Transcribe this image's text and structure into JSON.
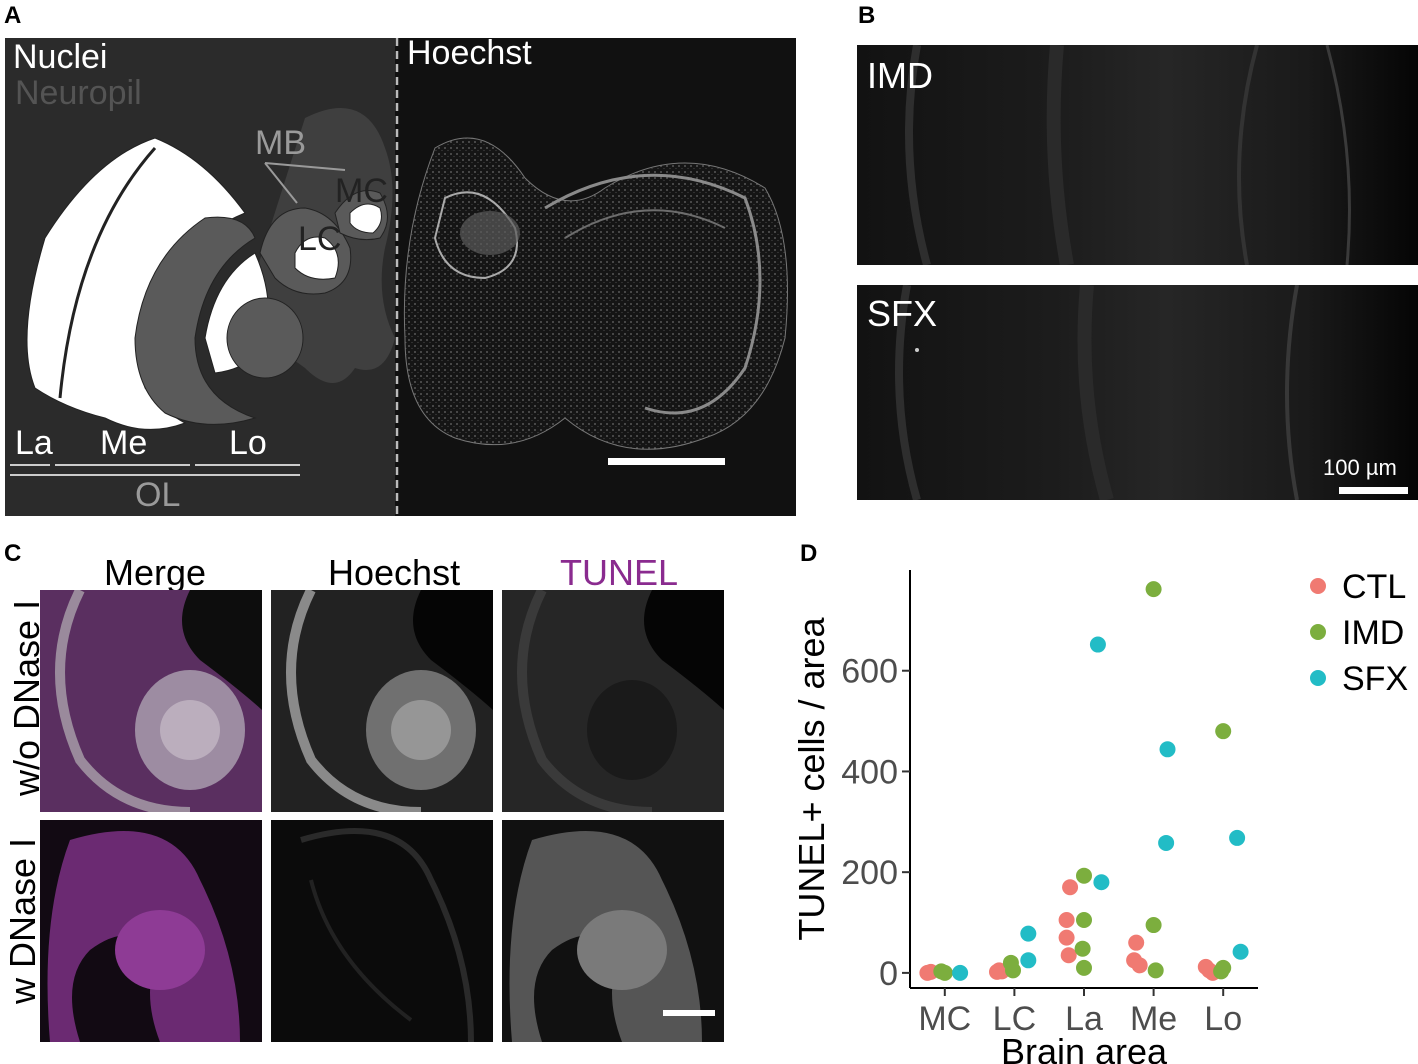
{
  "panels": {
    "A": {
      "letter": "A",
      "legend_nuclei": "Nuclei",
      "legend_neuropil": "Neuropil",
      "stain_label": "Hoechst",
      "regions": {
        "MB": "MB",
        "MC": "MC",
        "LC": "LC",
        "La": "La",
        "Me": "Me",
        "Lo": "Lo",
        "OL": "OL"
      }
    },
    "B": {
      "letter": "B",
      "top_label": "IMD",
      "bottom_label": "SFX",
      "scale_bar": "100 µm"
    },
    "C": {
      "letter": "C",
      "columns": [
        "Merge",
        "Hoechst",
        "TUNEL"
      ],
      "rows": [
        "w/o DNase I",
        "w DNase I"
      ],
      "tunel_color": "#8a2b8f"
    },
    "D": {
      "letter": "D"
    }
  },
  "chart_data": {
    "type": "scatter",
    "xlabel": "Brain area",
    "ylabel": "TUNEL+ cells / area",
    "categories": [
      "MC",
      "LC",
      "La",
      "Me",
      "Lo"
    ],
    "yticks": [
      0,
      200,
      400,
      600
    ],
    "ylim": [
      -30,
      800
    ],
    "legend_position": "top-right",
    "series": [
      {
        "name": "CTL",
        "color": "#f07a72",
        "points": [
          [
            "MC",
            0,
            -0.25
          ],
          [
            "MC",
            2,
            -0.2
          ],
          [
            "LC",
            2,
            -0.25
          ],
          [
            "LC",
            3,
            -0.18
          ],
          [
            "LC",
            5,
            -0.22
          ],
          [
            "La",
            170,
            -0.2
          ],
          [
            "La",
            105,
            -0.25
          ],
          [
            "La",
            70,
            -0.25
          ],
          [
            "La",
            35,
            -0.22
          ],
          [
            "Me",
            60,
            -0.25
          ],
          [
            "Me",
            25,
            -0.28
          ],
          [
            "Me",
            15,
            -0.2
          ],
          [
            "Lo",
            12,
            -0.25
          ],
          [
            "Lo",
            5,
            -0.2
          ],
          [
            "Lo",
            0,
            -0.15
          ]
        ]
      },
      {
        "name": "IMD",
        "color": "#7cae3e",
        "points": [
          [
            "MC",
            3,
            -0.05
          ],
          [
            "MC",
            0,
            0.0
          ],
          [
            "LC",
            20,
            -0.05
          ],
          [
            "LC",
            5,
            -0.02
          ],
          [
            "La",
            193,
            0.0
          ],
          [
            "La",
            105,
            0.0
          ],
          [
            "La",
            48,
            -0.02
          ],
          [
            "La",
            10,
            0.0
          ],
          [
            "Me",
            762,
            0.0
          ],
          [
            "Me",
            95,
            0.0
          ],
          [
            "Me",
            5,
            0.03
          ],
          [
            "Lo",
            480,
            0.0
          ],
          [
            "Lo",
            10,
            0.0
          ],
          [
            "Lo",
            3,
            -0.03
          ]
        ]
      },
      {
        "name": "SFX",
        "color": "#22bcc6",
        "points": [
          [
            "MC",
            0,
            0.22
          ],
          [
            "LC",
            78,
            0.2
          ],
          [
            "LC",
            25,
            0.2
          ],
          [
            "La",
            652,
            0.2
          ],
          [
            "La",
            180,
            0.25
          ],
          [
            "Me",
            444,
            0.2
          ],
          [
            "Me",
            258,
            0.18
          ],
          [
            "Lo",
            268,
            0.2
          ],
          [
            "Lo",
            42,
            0.25
          ]
        ]
      }
    ]
  }
}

Task statement
Pull every line containing the word "area" out of the material and copy it.

Reply
    "xlabel": "Brain area",
    "ylabel": "TUNEL+ cells / area",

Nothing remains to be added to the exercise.